--- START Dataset entries ---

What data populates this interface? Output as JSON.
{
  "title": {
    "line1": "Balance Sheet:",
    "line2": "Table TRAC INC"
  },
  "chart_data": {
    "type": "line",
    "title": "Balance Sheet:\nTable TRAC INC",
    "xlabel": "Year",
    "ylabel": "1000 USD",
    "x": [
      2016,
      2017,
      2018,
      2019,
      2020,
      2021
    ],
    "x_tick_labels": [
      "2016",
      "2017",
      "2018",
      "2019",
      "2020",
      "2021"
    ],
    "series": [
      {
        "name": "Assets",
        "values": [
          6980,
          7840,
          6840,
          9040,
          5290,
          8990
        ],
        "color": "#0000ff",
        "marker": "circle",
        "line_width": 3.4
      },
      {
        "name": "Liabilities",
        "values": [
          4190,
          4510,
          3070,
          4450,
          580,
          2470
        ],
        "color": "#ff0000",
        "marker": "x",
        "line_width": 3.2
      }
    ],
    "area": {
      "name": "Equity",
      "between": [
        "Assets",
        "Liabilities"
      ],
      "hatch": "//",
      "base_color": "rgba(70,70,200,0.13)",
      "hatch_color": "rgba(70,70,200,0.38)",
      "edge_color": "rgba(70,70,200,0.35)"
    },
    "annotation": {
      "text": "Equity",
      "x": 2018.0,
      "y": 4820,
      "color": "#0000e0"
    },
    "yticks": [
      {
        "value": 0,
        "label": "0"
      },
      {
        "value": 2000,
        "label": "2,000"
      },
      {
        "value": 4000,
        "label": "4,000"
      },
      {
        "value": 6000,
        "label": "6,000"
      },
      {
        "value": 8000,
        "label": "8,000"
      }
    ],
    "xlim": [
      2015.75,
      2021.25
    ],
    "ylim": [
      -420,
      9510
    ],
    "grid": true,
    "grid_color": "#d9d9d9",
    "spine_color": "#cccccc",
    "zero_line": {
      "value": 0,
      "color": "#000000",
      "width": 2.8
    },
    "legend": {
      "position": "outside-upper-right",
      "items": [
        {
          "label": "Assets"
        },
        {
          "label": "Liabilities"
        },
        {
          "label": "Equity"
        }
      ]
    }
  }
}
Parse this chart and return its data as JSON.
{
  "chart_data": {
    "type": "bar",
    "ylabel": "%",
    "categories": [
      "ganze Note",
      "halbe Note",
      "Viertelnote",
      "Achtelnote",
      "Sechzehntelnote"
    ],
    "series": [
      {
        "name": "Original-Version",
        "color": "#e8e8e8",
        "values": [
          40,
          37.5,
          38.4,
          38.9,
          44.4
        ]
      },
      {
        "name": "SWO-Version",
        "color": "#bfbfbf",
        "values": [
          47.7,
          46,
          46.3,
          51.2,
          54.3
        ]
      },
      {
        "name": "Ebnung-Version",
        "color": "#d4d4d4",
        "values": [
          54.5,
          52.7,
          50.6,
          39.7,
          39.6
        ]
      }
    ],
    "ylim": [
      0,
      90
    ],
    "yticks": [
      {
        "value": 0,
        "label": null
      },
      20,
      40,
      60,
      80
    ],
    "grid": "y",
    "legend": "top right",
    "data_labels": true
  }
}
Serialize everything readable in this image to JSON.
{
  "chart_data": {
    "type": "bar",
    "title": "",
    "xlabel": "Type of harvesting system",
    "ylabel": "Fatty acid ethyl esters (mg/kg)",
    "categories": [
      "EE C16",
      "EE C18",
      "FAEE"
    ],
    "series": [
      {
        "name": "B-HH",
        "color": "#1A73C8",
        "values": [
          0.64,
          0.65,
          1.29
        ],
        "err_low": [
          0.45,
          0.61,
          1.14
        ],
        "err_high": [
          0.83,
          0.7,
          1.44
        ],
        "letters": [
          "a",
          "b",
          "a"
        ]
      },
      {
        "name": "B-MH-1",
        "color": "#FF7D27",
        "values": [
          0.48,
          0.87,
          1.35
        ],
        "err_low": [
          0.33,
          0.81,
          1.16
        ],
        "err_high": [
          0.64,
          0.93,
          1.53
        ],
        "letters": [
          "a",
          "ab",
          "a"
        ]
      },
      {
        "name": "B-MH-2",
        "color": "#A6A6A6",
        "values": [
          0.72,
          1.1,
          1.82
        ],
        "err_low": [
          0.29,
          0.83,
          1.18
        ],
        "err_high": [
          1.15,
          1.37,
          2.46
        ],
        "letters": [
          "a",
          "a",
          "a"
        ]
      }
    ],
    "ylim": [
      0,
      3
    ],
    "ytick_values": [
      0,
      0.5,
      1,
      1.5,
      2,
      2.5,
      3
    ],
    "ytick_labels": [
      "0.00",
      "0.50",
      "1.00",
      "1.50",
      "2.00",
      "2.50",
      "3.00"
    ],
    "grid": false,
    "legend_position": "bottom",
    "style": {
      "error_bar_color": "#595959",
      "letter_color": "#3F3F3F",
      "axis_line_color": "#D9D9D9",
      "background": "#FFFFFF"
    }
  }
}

--- END Dataset entries ---

Aim of the task
Retype every entry word for word.

Result below
What data populates this interface? Output as JSON.
{
  "title": {
    "line1": "Balance Sheet:",
    "line2": "Table TRAC INC"
  },
  "chart_data": {
    "type": "line",
    "title": "Balance Sheet:\nTable TRAC INC",
    "xlabel": "Year",
    "ylabel": "1000 USD",
    "x": [
      2016,
      2017,
      2018,
      2019,
      2020,
      2021
    ],
    "x_tick_labels": [
      "2016",
      "2017",
      "2018",
      "2019",
      "2020",
      "2021"
    ],
    "series": [
      {
        "name": "Assets",
        "values": [
          6980,
          7840,
          6840,
          9040,
          5290,
          8990
        ],
        "color": "#0000ff",
        "marker": "circle",
        "line_width": 3.4
      },
      {
        "name": "Liabilities",
        "values": [
          4190,
          4510,
          3070,
          4450,
          580,
          2470
        ],
        "color": "#ff0000",
        "marker": "x",
        "line_width": 3.2
      }
    ],
    "area": {
      "name": "Equity",
      "between": [
        "Assets",
        "Liabilities"
      ],
      "hatch": "//",
      "base_color": "rgba(70,70,200,0.13)",
      "hatch_color": "rgba(70,70,200,0.38)",
      "edge_color": "rgba(70,70,200,0.35)"
    },
    "annotation": {
      "text": "Equity",
      "x": 2018.0,
      "y": 4820,
      "color": "#0000e0"
    },
    "yticks": [
      {
        "value": 0,
        "label": "0"
      },
      {
        "value": 2000,
        "label": "2,000"
      },
      {
        "value": 4000,
        "label": "4,000"
      },
      {
        "value": 6000,
        "label": "6,000"
      },
      {
        "value": 8000,
        "label": "8,000"
      }
    ],
    "xlim": [
      2015.75,
      2021.25
    ],
    "ylim": [
      -420,
      9510
    ],
    "grid": true,
    "grid_color": "#d9d9d9",
    "spine_color": "#cccccc",
    "zero_line": {
      "value": 0,
      "color": "#000000",
      "width": 2.8
    },
    "legend": {
      "position": "outside-upper-right",
      "items": [
        {
          "label": "Assets"
        },
        {
          "label": "Liabilities"
        },
        {
          "label": "Equity"
        }
      ]
    }
  }
}
Parse this chart and return its data as JSON.
{
  "chart_data": {
    "type": "bar",
    "ylabel": "%",
    "categories": [
      "ganze Note",
      "halbe Note",
      "Viertelnote",
      "Achtelnote",
      "Sechzehntelnote"
    ],
    "series": [
      {
        "name": "Original-Version",
        "color": "#e8e8e8",
        "values": [
          40,
          37.5,
          38.4,
          38.9,
          44.4
        ]
      },
      {
        "name": "SWO-Version",
        "color": "#bfbfbf",
        "values": [
          47.7,
          46,
          46.3,
          51.2,
          54.3
        ]
      },
      {
        "name": "Ebnung-Version",
        "color": "#d4d4d4",
        "values": [
          54.5,
          52.7,
          50.6,
          39.7,
          39.6
        ]
      }
    ],
    "ylim": [
      0,
      90
    ],
    "yticks": [
      {
        "value": 0,
        "label": null
      },
      20,
      40,
      60,
      80
    ],
    "grid": "y",
    "legend": "top right",
    "data_labels": true
  }
}
Serialize everything readable in this image to JSON.
{
  "chart_data": {
    "type": "bar",
    "title": "",
    "xlabel": "Type of harvesting system",
    "ylabel": "Fatty acid ethyl esters (mg/kg)",
    "categories": [
      "EE C16",
      "EE C18",
      "FAEE"
    ],
    "series": [
      {
        "name": "B-HH",
        "color": "#1A73C8",
        "values": [
          0.64,
          0.65,
          1.29
        ],
        "err_low": [
          0.45,
          0.61,
          1.14
        ],
        "err_high": [
          0.83,
          0.7,
          1.44
        ],
        "letters": [
          "a",
          "b",
          "a"
        ]
      },
      {
        "name": "B-MH-1",
        "color": "#FF7D27",
        "values": [
          0.48,
          0.87,
          1.35
        ],
        "err_low": [
          0.33,
          0.81,
          1.16
        ],
        "err_high": [
          0.64,
          0.93,
          1.53
        ],
        "letters": [
          "a",
          "ab",
          "a"
        ]
      },
      {
        "name": "B-MH-2",
        "color": "#A6A6A6",
        "values": [
          0.72,
          1.1,
          1.82
        ],
        "err_low": [
          0.29,
          0.83,
          1.18
        ],
        "err_high": [
          1.15,
          1.37,
          2.46
        ],
        "letters": [
          "a",
          "a",
          "a"
        ]
      }
    ],
    "ylim": [
      0,
      3
    ],
    "ytick_values": [
      0,
      0.5,
      1,
      1.5,
      2,
      2.5,
      3
    ],
    "ytick_labels": [
      "0.00",
      "0.50",
      "1.00",
      "1.50",
      "2.00",
      "2.50",
      "3.00"
    ],
    "grid": false,
    "legend_position": "bottom",
    "style": {
      "error_bar_color": "#595959",
      "letter_color": "#3F3F3F",
      "axis_line_color": "#D9D9D9",
      "background": "#FFFFFF"
    }
  }
}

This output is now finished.